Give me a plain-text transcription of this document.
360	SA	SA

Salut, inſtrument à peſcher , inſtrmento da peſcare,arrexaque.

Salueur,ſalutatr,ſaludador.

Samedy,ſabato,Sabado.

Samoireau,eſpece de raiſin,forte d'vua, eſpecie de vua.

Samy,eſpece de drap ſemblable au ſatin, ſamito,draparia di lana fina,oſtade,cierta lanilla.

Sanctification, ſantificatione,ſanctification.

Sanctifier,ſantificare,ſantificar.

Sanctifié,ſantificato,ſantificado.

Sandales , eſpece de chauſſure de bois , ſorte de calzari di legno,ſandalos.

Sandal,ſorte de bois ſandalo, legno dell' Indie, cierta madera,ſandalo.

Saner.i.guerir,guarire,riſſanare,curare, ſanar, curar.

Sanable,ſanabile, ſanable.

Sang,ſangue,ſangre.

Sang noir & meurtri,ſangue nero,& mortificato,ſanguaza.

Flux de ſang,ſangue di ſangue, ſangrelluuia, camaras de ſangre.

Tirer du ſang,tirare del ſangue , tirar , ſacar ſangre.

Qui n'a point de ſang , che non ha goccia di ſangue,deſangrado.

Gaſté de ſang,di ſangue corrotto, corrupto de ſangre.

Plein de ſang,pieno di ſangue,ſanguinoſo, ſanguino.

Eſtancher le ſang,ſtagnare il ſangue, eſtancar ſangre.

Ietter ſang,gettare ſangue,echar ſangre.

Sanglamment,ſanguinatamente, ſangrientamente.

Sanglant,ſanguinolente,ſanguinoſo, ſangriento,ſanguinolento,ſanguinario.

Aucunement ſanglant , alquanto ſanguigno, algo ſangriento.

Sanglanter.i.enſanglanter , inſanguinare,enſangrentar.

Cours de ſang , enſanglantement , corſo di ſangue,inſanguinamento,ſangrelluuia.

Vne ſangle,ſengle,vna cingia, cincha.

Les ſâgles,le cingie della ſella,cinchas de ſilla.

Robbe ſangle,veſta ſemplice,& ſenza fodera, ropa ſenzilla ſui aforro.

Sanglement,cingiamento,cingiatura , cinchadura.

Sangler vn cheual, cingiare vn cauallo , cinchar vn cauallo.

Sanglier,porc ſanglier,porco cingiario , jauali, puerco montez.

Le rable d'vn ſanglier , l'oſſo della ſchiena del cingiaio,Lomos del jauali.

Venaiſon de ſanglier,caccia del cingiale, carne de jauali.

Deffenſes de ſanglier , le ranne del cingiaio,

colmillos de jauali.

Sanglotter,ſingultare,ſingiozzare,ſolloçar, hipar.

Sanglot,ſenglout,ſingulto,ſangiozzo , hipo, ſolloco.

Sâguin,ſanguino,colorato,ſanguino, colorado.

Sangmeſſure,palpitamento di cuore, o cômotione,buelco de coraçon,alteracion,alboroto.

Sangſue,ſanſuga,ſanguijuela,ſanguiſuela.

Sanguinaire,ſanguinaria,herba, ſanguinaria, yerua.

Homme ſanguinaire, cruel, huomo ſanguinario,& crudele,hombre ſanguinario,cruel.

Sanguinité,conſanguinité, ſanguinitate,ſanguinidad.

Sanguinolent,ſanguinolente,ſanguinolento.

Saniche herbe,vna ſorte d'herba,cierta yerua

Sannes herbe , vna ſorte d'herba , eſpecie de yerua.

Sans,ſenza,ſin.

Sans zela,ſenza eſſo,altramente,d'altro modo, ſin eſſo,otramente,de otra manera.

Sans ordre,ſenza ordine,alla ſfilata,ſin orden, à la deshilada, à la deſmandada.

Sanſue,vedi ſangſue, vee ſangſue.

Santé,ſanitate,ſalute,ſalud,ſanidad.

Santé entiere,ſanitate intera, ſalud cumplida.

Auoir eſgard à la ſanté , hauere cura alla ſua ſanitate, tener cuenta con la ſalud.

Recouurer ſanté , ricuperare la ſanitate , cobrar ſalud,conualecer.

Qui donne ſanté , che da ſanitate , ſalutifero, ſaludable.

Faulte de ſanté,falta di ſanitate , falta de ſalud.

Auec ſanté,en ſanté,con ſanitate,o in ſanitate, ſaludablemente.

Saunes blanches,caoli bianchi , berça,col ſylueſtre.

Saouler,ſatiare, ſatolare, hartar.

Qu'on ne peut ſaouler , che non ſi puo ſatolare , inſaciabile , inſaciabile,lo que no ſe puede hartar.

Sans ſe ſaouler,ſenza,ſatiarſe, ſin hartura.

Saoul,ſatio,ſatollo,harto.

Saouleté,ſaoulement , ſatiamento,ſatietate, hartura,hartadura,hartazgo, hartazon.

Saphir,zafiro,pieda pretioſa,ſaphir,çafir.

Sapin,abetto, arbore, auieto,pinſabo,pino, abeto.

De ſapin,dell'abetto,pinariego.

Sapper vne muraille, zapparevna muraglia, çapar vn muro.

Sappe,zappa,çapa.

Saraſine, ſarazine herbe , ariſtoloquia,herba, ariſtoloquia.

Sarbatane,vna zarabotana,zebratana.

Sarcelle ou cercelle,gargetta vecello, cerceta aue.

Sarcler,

#### Goal of the exercise:
Transcribe every entry exactly, omitting nothing.

#### Exercise output:
Give me a plain-text transcription of this document.
360	SA	SA

Salut, inſtrument à peſcher , inſtrmento da peſcare,arrexaque.

Salueur,ſalutatr,ſaludador.

Samedy,ſabato,Sabado.

Samoireau,eſpece de raiſin,forte d'vua, eſpecie de vua.

Samy,eſpece de drap ſemblable au ſatin, ſamito,draparia di lana fina,oſtade,cierta lanilla.

Sanctification, ſantificatione,ſanctification.

Sanctifier,ſantificare,ſantificar.

Sanctifié,ſantificato,ſantificado.

Sandales , eſpece de chauſſure de bois , ſorte de calzari di legno,ſandalos.

Sandal,ſorte de bois ſandalo, legno dell' Indie, cierta madera,ſandalo.

Saner.i.guerir,guarire,riſſanare,curare, ſanar, curar.

Sanable,ſanabile, ſanable.

Sang,ſangue,ſangre.

Sang noir & meurtri,ſangue nero,& mortificato,ſanguaza.

Flux de ſang,ſangue di ſangue, ſangrelluuia, camaras de ſangre.

Tirer du ſang,tirare del ſangue , tirar , ſacar ſangre.

Qui n'a point de ſang , che non ha goccia di ſangue,deſangrado.

Gaſté de ſang,di ſangue corrotto, corrupto de ſangre.

Plein de ſang,pieno di ſangue,ſanguinoſo, ſanguino.

Eſtancher le ſang,ſtagnare il ſangue, eſtancar ſangre.

Ietter ſang,gettare ſangue,echar ſangre.

Sanglamment,ſanguinatamente, ſangrientamente.

Sanglant,ſanguinolente,ſanguinoſo, ſangriento,ſanguinolento,ſanguinario.

Aucunement ſanglant , alquanto ſanguigno, algo ſangriento.

Sanglanter.i.enſanglanter , inſanguinare,enſangrentar.

Cours de ſang , enſanglantement , corſo di ſangue,inſanguinamento,ſangrelluuia.

Vne ſangle,ſengle,vna cingia, cincha.

Les ſâgles,le cingie della ſella,cinchas de ſilla.

Robbe ſangle,veſta ſemplice,& ſenza fodera, ropa ſenzilla ſui aforro.

Sanglement,cingiamento,cingiatura , cinchadura.

Sangler vn cheual, cingiare vn cauallo , cinchar vn cauallo.

Sanglier,porc ſanglier,porco cingiario , jauali, puerco montez.

Le rable d'vn ſanglier , l'oſſo della ſchiena del cingiaio,Lomos del jauali.

Venaiſon de ſanglier,caccia del cingiale, carne de jauali.

Deffenſes de ſanglier , le ranne del cingiaio,

colmillos de jauali.

Sanglotter,ſingultare,ſingiozzare,ſolloçar, hipar.

Sanglot,ſenglout,ſingulto,ſangiozzo , hipo, ſolloco.

Sâguin,ſanguino,colorato,ſanguino, colorado.

Sangmeſſure,palpitamento di cuore, o cômotione,buelco de coraçon,alteracion,alboroto.

Sangſue,ſanſuga,ſanguijuela,ſanguiſuela.

Sanguinaire,ſanguinaria,herba, ſanguinaria, yerua.

Homme ſanguinaire, cruel, huomo ſanguinario,& crudele,hombre ſanguinario,cruel.

Sanguinité,conſanguinité, ſanguinitate,ſanguinidad.

Sanguinolent,ſanguinolente,ſanguinolento.

Saniche herbe,vna ſorte d'herba,cierta yerua

Sannes herbe , vna ſorte d'herba , eſpecie de yerua.

Sans,ſenza,ſin.

Sans zela,ſenza eſſo,altramente,d'altro modo, ſin eſſo,otramente,de otra manera.

Sans ordre,ſenza ordine,alla ſfilata,ſin orden, à la deshilada, à la deſmandada.

Sanſue,vedi ſangſue, vee ſangſue.

Santé,ſanitate,ſalute,ſalud,ſanidad.

Santé entiere,ſanitate intera, ſalud cumplida.

Auoir eſgard à la ſanté , hauere cura alla ſua ſanitate, tener cuenta con la ſalud.

Recouurer ſanté , ricuperare la ſanitate , cobrar ſalud,conualecer.

Qui donne ſanté , che da ſanitate , ſalutifero, ſaludable.

Faulte de ſanté,falta di ſanitate , falta de ſalud.

Auec ſanté,en ſanté,con ſanitate,o in ſanitate, ſaludablemente.

Saunes blanches,caoli bianchi , berça,col ſylueſtre.

Saouler,ſatiare, ſatolare, hartar.

Qu'on ne peut ſaouler , che non ſi puo ſatolare , inſaciabile , inſaciabile,lo que no ſe puede hartar.

Sans ſe ſaouler,ſenza,ſatiarſe, ſin hartura.

Saoul,ſatio,ſatollo,harto.

Saouleté,ſaoulement , ſatiamento,ſatietate, hartura,hartadura,hartazgo, hartazon.

Saphir,zafiro,pieda pretioſa,ſaphir,çafir.

Sapin,abetto, arbore, auieto,pinſabo,pino, abeto.

De ſapin,dell'abetto,pinariego.

Sapper vne muraille, zapparevna muraglia, çapar vn muro.

Sappe,zappa,çapa.

Saraſine, ſarazine herbe , ariſtoloquia,herba, ariſtoloquia.

Sarbatane,vna zarabotana,zebratana.

Sarcelle ou cercelle,gargetta vecello, cerceta aue.

Sarcler,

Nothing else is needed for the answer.